[start of Given information]
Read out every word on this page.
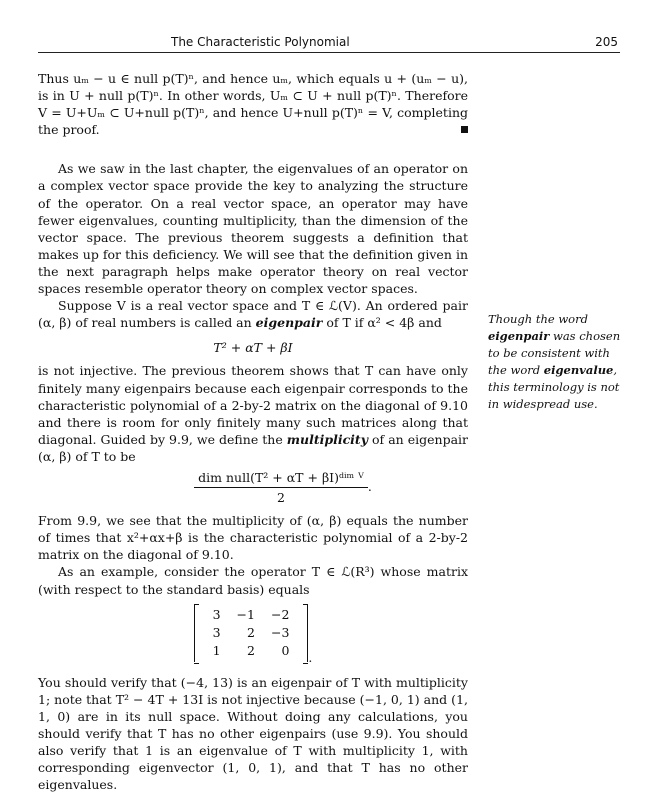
The Characteristic Polynomial	205

Thus uₘ − u ∈ null p(T)ⁿ, and hence uₘ, which equals u + (uₘ − u), is in U + null p(T)ⁿ. In other words, Uₘ ⊂ U + null p(T)ⁿ. Therefore V = U+Uₘ ⊂ U+null p(T)ⁿ, and hence U+null p(T)ⁿ = V, completing the proof.

As we saw in the last chapter, the eigenvalues of an operator on a complex vector space provide the key to analyzing the structure of the operator. On a real vector space, an operator may have fewer eigenvalues, counting multiplicity, than the dimension of the vector space. The previous theorem suggests a definition that makes up for this deficiency. We will see that the definition given in the next paragraph helps make operator theory on real vector spaces resemble operator theory on complex vector spaces.

Suppose V is a real vector space and T ∈ ℒ(V). An ordered pair (α, β) of real numbers is called an eigenpair of T if α² < 4β and

T² + αT + βI

is not injective. The previous theorem shows that T can have only finitely many eigenpairs because each eigenpair corresponds to the characteristic polynomial of a 2-by-2 matrix on the diagonal of 9.10 and there is room for only finitely many such matrices along that diagonal. Guided by 9.9, we define the multiplicity of an eigenpair (α, β) of T to be

$\frac{\text{dim null(T² + αT + βI)ᵈⁱᵐ ⱽ}}{2}$ .

From 9.9, we see that the multiplicity of (α, β) equals the number of times that x²+αx+β is the characteristic polynomial of a 2-by-2 matrix on the diagonal of 9.10.

As an example, consider the operator T ∈ ℒ(R³) whose matrix (with respect to the standard basis) equals

3	−1	−2
3	2	−3
1	2	0 .

You should verify that (−4, 13) is an eigenpair of T with multiplicity 1; note that T² − 4T + 13I is not injective because (−1, 0, 1) and (1, 1, 0) are in its null space. Without doing any calculations, you should verify that T has no other eigenpairs (use 9.9). You should also verify that 1 is an eigenvalue of T with multiplicity 1, with corresponding eigenvector (1, 0, 1), and that T has no other eigenvalues.

Though the word eigenpair was chosen to be consistent with the word eigenvalue, this terminology is not in widespread use.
[end of Given information]
Problem statement: Can the entries above be repeated exactly, without their pictures?

Task solution:
Read out every word on this page.
The Characteristic Polynomial	205

Thus uₘ − u ∈ null p(T)ⁿ, and hence uₘ, which equals u + (uₘ − u), is in U + null p(T)ⁿ. In other words, Uₘ ⊂ U + null p(T)ⁿ. Therefore V = U+Uₘ ⊂ U+null p(T)ⁿ, and hence U+null p(T)ⁿ = V, completing the proof.

As we saw in the last chapter, the eigenvalues of an operator on a complex vector space provide the key to analyzing the structure of the operator. On a real vector space, an operator may have fewer eigenvalues, counting multiplicity, than the dimension of the vector space. The previous theorem suggests a definition that makes up for this deficiency. We will see that the definition given in the next paragraph helps make operator theory on real vector spaces resemble operator theory on complex vector spaces.

Suppose V is a real vector space and T ∈ ℒ(V). An ordered pair (α, β) of real numbers is called an eigenpair of T if α² < 4β and

T² + αT + βI

is not injective. The previous theorem shows that T can have only finitely many eigenpairs because each eigenpair corresponds to the characteristic polynomial of a 2-by-2 matrix on the diagonal of 9.10 and there is room for only finitely many such matrices along that diagonal. Guided by 9.9, we define the multiplicity of an eigenpair (α, β) of T to be

$\frac{\text{dim null(T² + αT + βI)ᵈⁱᵐ ⱽ}}{2}$ .

From 9.9, we see that the multiplicity of (α, β) equals the number of times that x²+αx+β is the characteristic polynomial of a 2-by-2 matrix on the diagonal of 9.10.

As an example, consider the operator T ∈ ℒ(R³) whose matrix (with respect to the standard basis) equals

3	−1	−2
3	2	−3
1	2	0 .

You should verify that (−4, 13) is an eigenpair of T with multiplicity 1; note that T² − 4T + 13I is not injective because (−1, 0, 1) and (1, 1, 0) are in its null space. Without doing any calculations, you should verify that T has no other eigenpairs (use 9.9). You should also verify that 1 is an eigenvalue of T with multiplicity 1, with corresponding eigenvector (1, 0, 1), and that T has no other eigenvalues.

Though the word eigenpair was chosen to be consistent with the word eigenvalue, this terminology is not in widespread use.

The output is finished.